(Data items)

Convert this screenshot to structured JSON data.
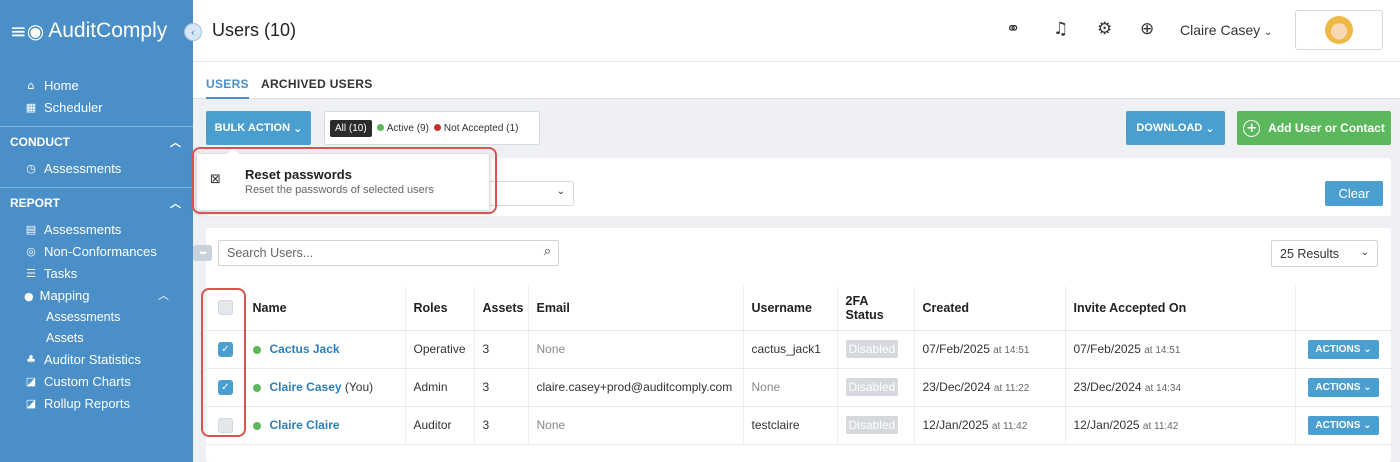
{
  "app": {
    "name": "AuditComply"
  },
  "sidebar": {
    "top_items": [
      {
        "label": "Home",
        "icon": "home-icon"
      },
      {
        "label": "Scheduler",
        "icon": "calendar-icon"
      }
    ],
    "conduct": {
      "title": "CONDUCT",
      "items": [
        {
          "label": "Assessments",
          "icon": "clock-icon"
        }
      ]
    },
    "report": {
      "title": "REPORT",
      "items": [
        {
          "label": "Assessments",
          "icon": "report-icon"
        },
        {
          "label": "Non-Conformances",
          "icon": "search-icon"
        },
        {
          "label": "Tasks",
          "icon": "tasks-icon"
        },
        {
          "label": "Mapping",
          "icon": "pin-icon"
        }
      ],
      "mapping_sub": [
        "Assessments",
        "Assets"
      ],
      "more_items": [
        {
          "label": "Auditor Statistics",
          "icon": "users-icon"
        },
        {
          "label": "Custom Charts",
          "icon": "chart-icon"
        },
        {
          "label": "Rollup Reports",
          "icon": "chart-icon"
        }
      ]
    }
  },
  "header": {
    "title": "Users (10)",
    "user_name": "Claire Casey"
  },
  "tabs": {
    "users": "USERS",
    "archived": "ARCHIVED USERS"
  },
  "toolbar": {
    "bulk_action": "BULK ACTION",
    "filter_all": "All (10)",
    "filter_active": "Active (9)",
    "filter_not_accepted": "Not Accepted (1)",
    "download": "DOWNLOAD",
    "add_user": "Add User or Contact",
    "clear": "Clear"
  },
  "dropdown": {
    "title": "Reset passwords",
    "description": "Reset the passwords of selected users"
  },
  "search": {
    "placeholder": "Search Users..."
  },
  "results": {
    "label": "25 Results"
  },
  "table": {
    "headers": [
      "Name",
      "Roles",
      "Assets",
      "Email",
      "Username",
      "2FA Status",
      "Created",
      "Invite Accepted On"
    ],
    "header_2fa_line1": "2FA",
    "header_2fa_line2": "Status",
    "rows": [
      {
        "name": "Cactus Jack",
        "suffix": "",
        "role": "Operative",
        "assets": "3",
        "email": "None",
        "username": "cactus_jack1",
        "twofa": "Disabled",
        "created_date": "07/Feb/2025",
        "created_time": "at 14:51",
        "accepted_date": "07/Feb/2025",
        "accepted_time": "at 14:51",
        "action": "ACTIONS",
        "checked": true
      },
      {
        "name": "Claire Casey",
        "suffix": " (You)",
        "role": "Admin",
        "assets": "3",
        "email": "claire.casey+prod@auditcomply.com",
        "username": "None",
        "twofa": "Disabled",
        "created_date": "23/Dec/2024",
        "created_time": "at 11:22",
        "accepted_date": "23/Dec/2024",
        "accepted_time": "at 14:34",
        "action": "ACTIONS",
        "checked": true
      },
      {
        "name": "Claire Claire",
        "suffix": "",
        "role": "Auditor",
        "assets": "3",
        "email": "None",
        "username": "testclaire",
        "twofa": "Disabled",
        "created_date": "12/Jan/2025",
        "created_time": "at 11:42",
        "accepted_date": "12/Jan/2025",
        "accepted_time": "at 11:42",
        "action": "ACTIONS",
        "checked": false
      }
    ]
  },
  "colors": {
    "sidebar": "#4a8fc7",
    "primary": "#4a9fd0",
    "success": "#5cb85c",
    "danger": "#d9534f"
  }
}
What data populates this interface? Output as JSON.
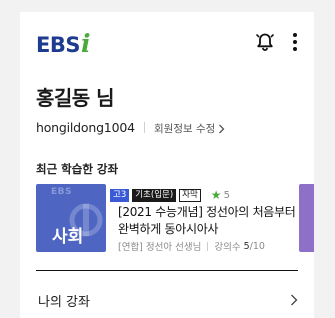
{
  "header": {
    "logo_text": "EBS",
    "logo_accent": "i"
  },
  "user": {
    "name": "홍길동 님",
    "id": "hongildong1004",
    "edit_label": "회원정보 수정"
  },
  "recent": {
    "section_label": "최근 학습한 강좌",
    "course": {
      "thumb_logo": "EBS",
      "subject": "사회",
      "grade_badge": "고3",
      "level_badge": "기초(입문)",
      "subtitle_badge": "자막",
      "rating": "5",
      "title": "[2021 수능개념] 정선아의 처음부터 완벽하게 동아시아사",
      "provider": "[연합] 정선아 선생님",
      "progress_label": "강의수",
      "progress_current": "5",
      "progress_total": "/10"
    }
  },
  "menu": {
    "my_courses": "나의 강좌"
  },
  "colors": {
    "brand_blue": "#1d3b8f",
    "brand_green": "#4aaa3b",
    "thumb_blue": "#4e66c2",
    "next_card_purple": "#8e70c8",
    "grade_badge_blue": "#3b5bd6"
  },
  "icons": {
    "notification": "bell-icon",
    "more": "more-vertical-icon",
    "chevron": "chevron-right-icon",
    "star": "star-icon"
  }
}
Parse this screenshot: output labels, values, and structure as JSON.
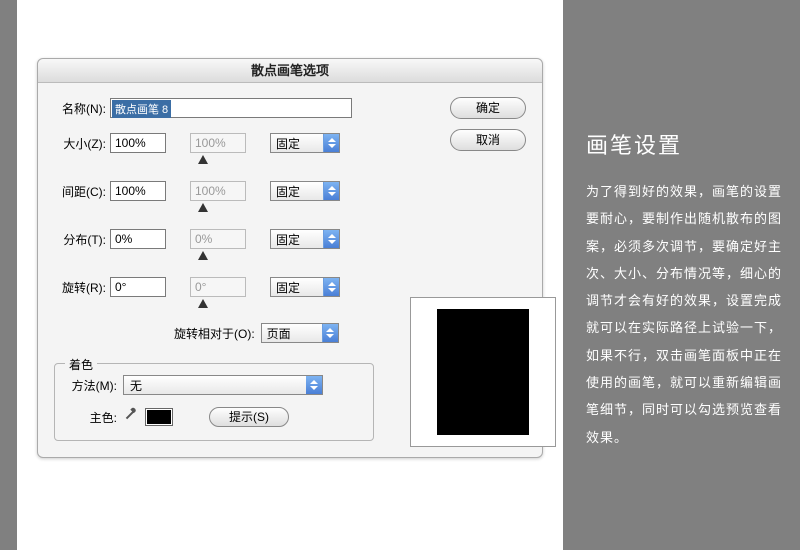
{
  "dialog": {
    "title": "散点画笔选项",
    "name_label": "名称(N):",
    "name_value": "散点画笔 8",
    "ok": "确定",
    "cancel": "取消",
    "params": [
      {
        "label": "大小(Z):",
        "val1": "100%",
        "val2": "100%",
        "mode": "固定"
      },
      {
        "label": "间距(C):",
        "val1": "100%",
        "val2": "100%",
        "mode": "固定"
      },
      {
        "label": "分布(T):",
        "val1": "0%",
        "val2": "0%",
        "mode": "固定"
      },
      {
        "label": "旋转(R):",
        "val1": "0°",
        "val2": "0°",
        "mode": "固定"
      }
    ],
    "relative_label": "旋转相对于(O):",
    "relative_value": "页面",
    "tint_legend": "着色",
    "method_label": "方法(M):",
    "method_value": "无",
    "keycolor_label": "主色:",
    "hint_label": "提示(S)"
  },
  "side": {
    "heading": "画笔设置",
    "body": "为了得到好的效果，画笔的设置要耐心，要制作出随机散布的图案，必须多次调节，要确定好主次、大小、分布情况等，细心的调节才会有好的效果，设置完成就可以在实际路径上试验一下，如果不行，双击画笔面板中正在使用的画笔，就可以重新编辑画笔细节，同时可以勾选预览查看效果。"
  }
}
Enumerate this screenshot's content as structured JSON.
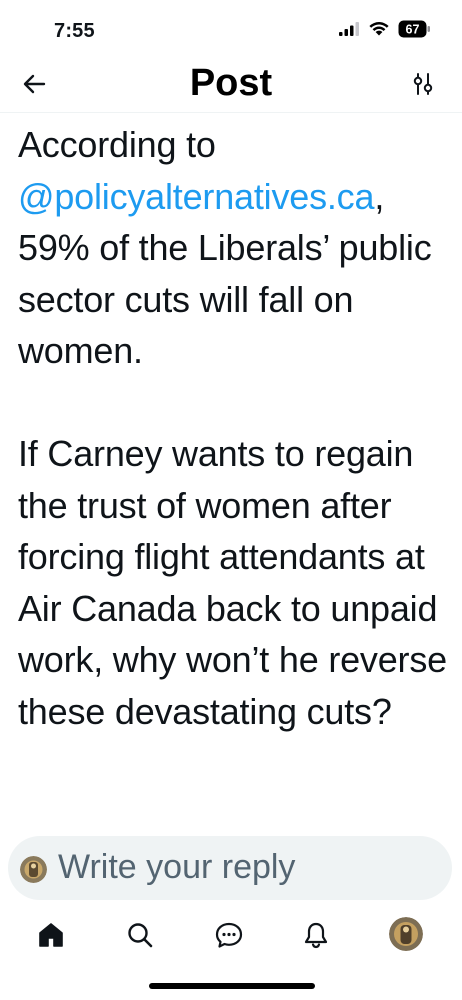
{
  "status_bar": {
    "time": "7:55",
    "battery_level": "67"
  },
  "header": {
    "title": "Post"
  },
  "post": {
    "paragraph1_prefix": "According to ",
    "mention": "@policyalternatives.ca",
    "paragraph1_suffix": ", 59% of the Liberals’ public sector cuts will fall on women.",
    "paragraph2": "If Carney wants to regain the trust of women after forcing flight attendants at Air Canada back to unpaid work, why won’t he reverse these devastating cuts?"
  },
  "reply": {
    "placeholder": "Write your reply"
  },
  "colors": {
    "accent": "#1d9bf0",
    "text": "#0f1419",
    "muted": "#536471",
    "reply_bg": "#eff3f4"
  },
  "icons": {
    "back": "arrow-left-icon",
    "tune": "sliders-icon",
    "home": "home-icon",
    "search": "search-icon",
    "messages": "chat-bubble-icon",
    "notifications": "bell-icon",
    "profile": "avatar"
  }
}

▶ **PROBLEM STATEMENT**: Show every line from the listing above in which the string "screenshot" appears.

▶ **EXERCISE OUTPUT**:
Convert this screenshot to structured JSON data.
Parse this screenshot: output labels, values, and structure as JSON.
Enumerate this screenshot's content as structured JSON.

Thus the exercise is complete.